▶ _OBJECTIVE_
Extract each line of the material that follows exactly and omit its pictures.

▶ _SUPPLIED RECORDS_

>> begin

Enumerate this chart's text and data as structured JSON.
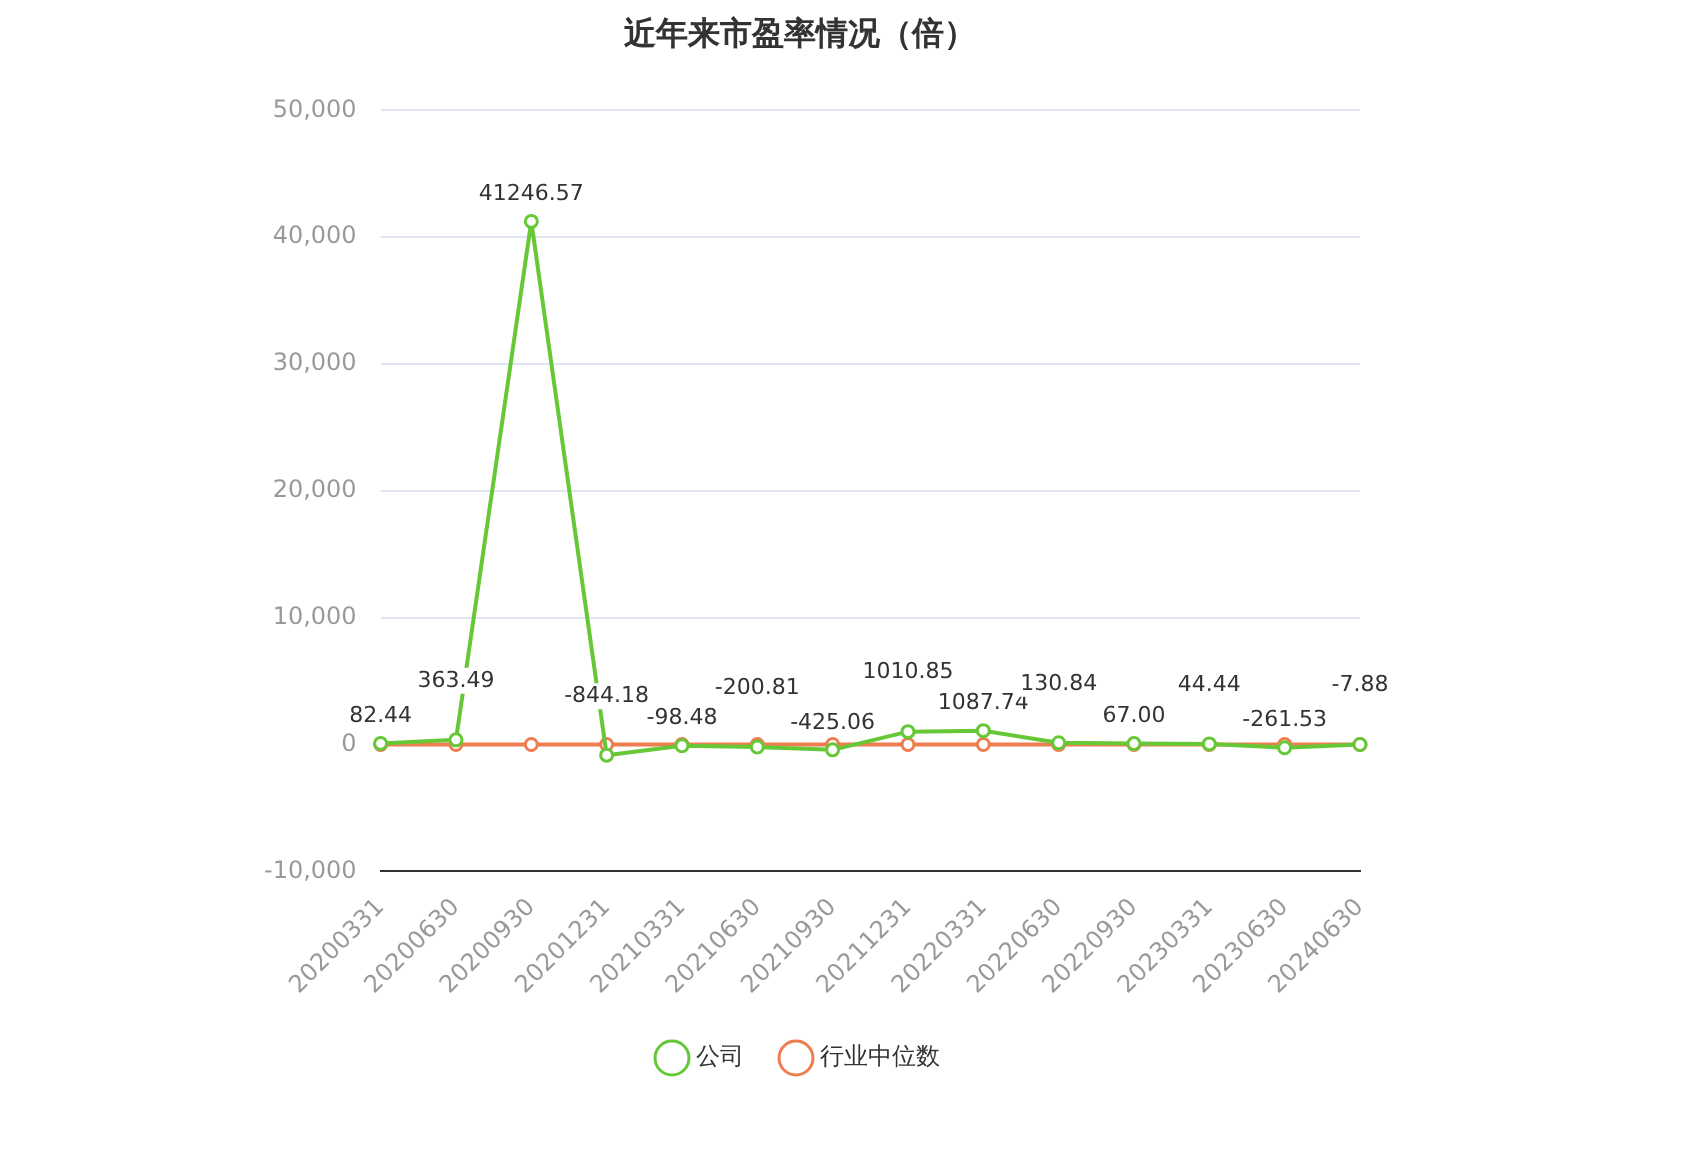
{
  "chart_data": {
    "type": "line",
    "title": "近年来市盈率情况（倍）",
    "categories": [
      "20200331",
      "20200630",
      "20200930",
      "20201231",
      "20210331",
      "20210630",
      "20210930",
      "20211231",
      "20220331",
      "20220630",
      "20220930",
      "20230331",
      "20230630",
      "20240630"
    ],
    "series": [
      {
        "name": "公司",
        "color": "#66c837",
        "values": [
          82.44,
          363.49,
          41246.57,
          -844.18,
          -98.48,
          -200.81,
          -425.06,
          1010.85,
          1087.74,
          130.84,
          67.0,
          44.44,
          -261.53,
          -7.88
        ],
        "value_labels": [
          "82.44",
          "363.49",
          "41246.57",
          "-844.18",
          "-98.48",
          "-200.81",
          "-425.06",
          "1010.85",
          "1087.74",
          "130.84",
          "67.00",
          "44.44",
          "-261.53",
          "-7.88"
        ]
      },
      {
        "name": "行业中位数",
        "color": "#ee7d4f",
        "values": [
          0,
          0,
          0,
          0,
          0,
          0,
          0,
          0,
          0,
          0,
          0,
          0,
          0,
          0
        ]
      }
    ],
    "ylim": [
      -10000,
      50000
    ],
    "yticks": [
      {
        "value": -10000,
        "label": "-10,000"
      },
      0,
      {
        "value": 10000,
        "label": "10,000"
      },
      {
        "value": 20000,
        "label": "20,000"
      },
      {
        "value": 30000,
        "label": "30,000"
      },
      {
        "value": 40000,
        "label": "40,000"
      },
      {
        "value": 50000,
        "label": "50,000"
      }
    ],
    "grid": "y",
    "legend": "bottom",
    "marker": "circle",
    "line_style": "solid"
  }
}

>> end

▶ _SOLUTION TO THE PROBLEM_
Enumerate this chart's text and data as structured JSON.
{
  "chart_data": {
    "type": "line",
    "title": "近年来市盈率情况（倍）",
    "categories": [
      "20200331",
      "20200630",
      "20200930",
      "20201231",
      "20210331",
      "20210630",
      "20210930",
      "20211231",
      "20220331",
      "20220630",
      "20220930",
      "20230331",
      "20230630",
      "20240630"
    ],
    "series": [
      {
        "name": "公司",
        "color": "#66c837",
        "values": [
          82.44,
          363.49,
          41246.57,
          -844.18,
          -98.48,
          -200.81,
          -425.06,
          1010.85,
          1087.74,
          130.84,
          67.0,
          44.44,
          -261.53,
          -7.88
        ],
        "value_labels": [
          "82.44",
          "363.49",
          "41246.57",
          "-844.18",
          "-98.48",
          "-200.81",
          "-425.06",
          "1010.85",
          "1087.74",
          "130.84",
          "67.00",
          "44.44",
          "-261.53",
          "-7.88"
        ]
      },
      {
        "name": "行业中位数",
        "color": "#ee7d4f",
        "values": [
          0,
          0,
          0,
          0,
          0,
          0,
          0,
          0,
          0,
          0,
          0,
          0,
          0,
          0
        ]
      }
    ],
    "ylim": [
      -10000,
      50000
    ],
    "yticks": [
      {
        "value": -10000,
        "label": "-10,000"
      },
      0,
      {
        "value": 10000,
        "label": "10,000"
      },
      {
        "value": 20000,
        "label": "20,000"
      },
      {
        "value": 30000,
        "label": "30,000"
      },
      {
        "value": 40000,
        "label": "40,000"
      },
      {
        "value": 50000,
        "label": "50,000"
      }
    ],
    "grid": "y",
    "legend": "bottom",
    "marker": "circle",
    "line_style": "solid"
  }
}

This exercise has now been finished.